** PROBLEM **
Leave out the pictures and restate the rest of the data exactly.

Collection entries
────────
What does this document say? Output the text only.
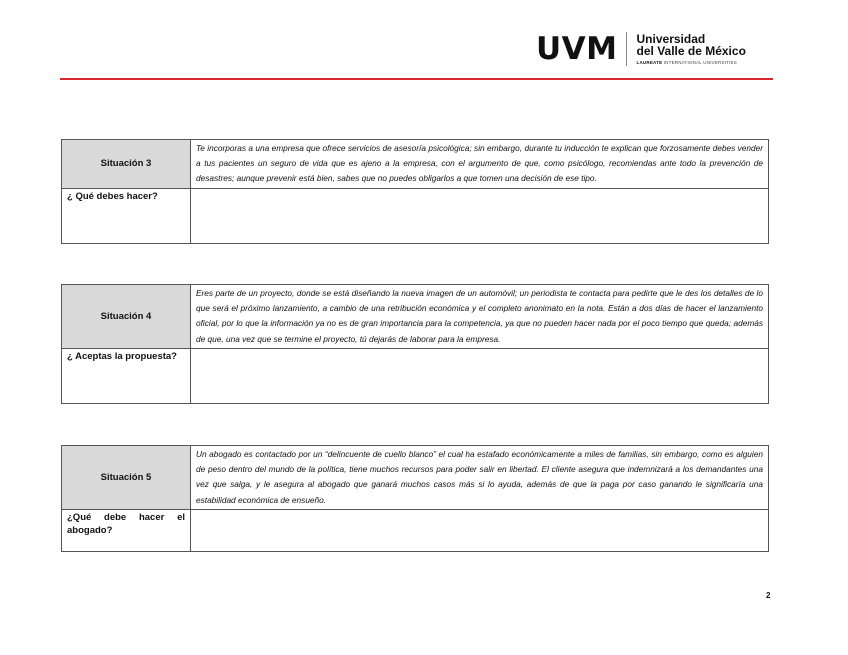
UVM Universidad
del Valle de México
LAUREATE INTERNATIONAL UNIVERSITIES
Situación 3	Te incorporas a una empresa que ofrece servicios de asesoría psicológica; sin embargo, durante tu inducción te explican que forzosamente debes vender a tus pacientes un seguro de vida que es ajeno a la empresa, con el argumento de que, como psicólogo, recomiendas ante todo la prevención de desastres; aunque prevenir está bien, sabes que no puedes obligarlos a que tomen una decisión de ese tipo.
¿ Qué debes hacer?	
Situación 4	Eres parte de un proyecto, donde se está diseñando la nueva imagen de un automóvil; un periodista te contacta para pedirte que le des los detalles de lo que será el próximo lanzamiento, a cambio de una retribución económica y el completo anonimato en la nota. Están a dos días de hacer el lanzamiento oficial, por lo que la información ya no es de gran importancia para la competencia, ya que no pueden hacer nada por el poco tiempo que queda; además de que, una vez que se termine el proyecto, tú dejarás de laborar para la empresa.
¿ Aceptas la propuesta?	
Situación 5	Un abogado es contactado por un “delincuente de cuello blanco” el cual ha estafado económicamente a miles de familias, sin embargo, como es alguien de peso dentro del mundo de la política, tiene muchos recursos para poder salir en libertad. El cliente asegura que indemnizará a los demandantes una vez que salga, y le asegura al abogado que ganará muchos casos más si lo ayuda, además de que la paga por caso ganando le significaría una estabilidad económica de ensueño.
¿Qué debe hacer el abogado?	
2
────────
** SOLUTION TO THIS PROBLEM **
What does this document say? Output the text only.
UVM Universidad
del Valle de México
LAUREATE INTERNATIONAL UNIVERSITIES
Situación 3	Te incorporas a una empresa que ofrece servicios de asesoría psicológica; sin embargo, durante tu inducción te explican que forzosamente debes vender a tus pacientes un seguro de vida que es ajeno a la empresa, con el argumento de que, como psicólogo, recomiendas ante todo la prevención de desastres; aunque prevenir está bien, sabes que no puedes obligarlos a que tomen una decisión de ese tipo.
¿ Qué debes hacer?	
Situación 4	Eres parte de un proyecto, donde se está diseñando la nueva imagen de un automóvil; un periodista te contacta para pedirte que le des los detalles de lo que será el próximo lanzamiento, a cambio de una retribución económica y el completo anonimato en la nota. Están a dos días de hacer el lanzamiento oficial, por lo que la información ya no es de gran importancia para la competencia, ya que no pueden hacer nada por el poco tiempo que queda; además de que, una vez que se termine el proyecto, tú dejarás de laborar para la empresa.
¿ Aceptas la propuesta?	
Situación 5	Un abogado es contactado por un “delincuente de cuello blanco” el cual ha estafado económicamente a miles de familias, sin embargo, como es alguien de peso dentro del mundo de la política, tiene muchos recursos para poder salir en libertad. El cliente asegura que indemnizará a los demandantes una vez que salga, y le asegura al abogado que ganará muchos casos más si lo ayuda, además de que la paga por caso ganando le significaría una estabilidad económica de ensueño.
¿Qué debe hacer el abogado?	
2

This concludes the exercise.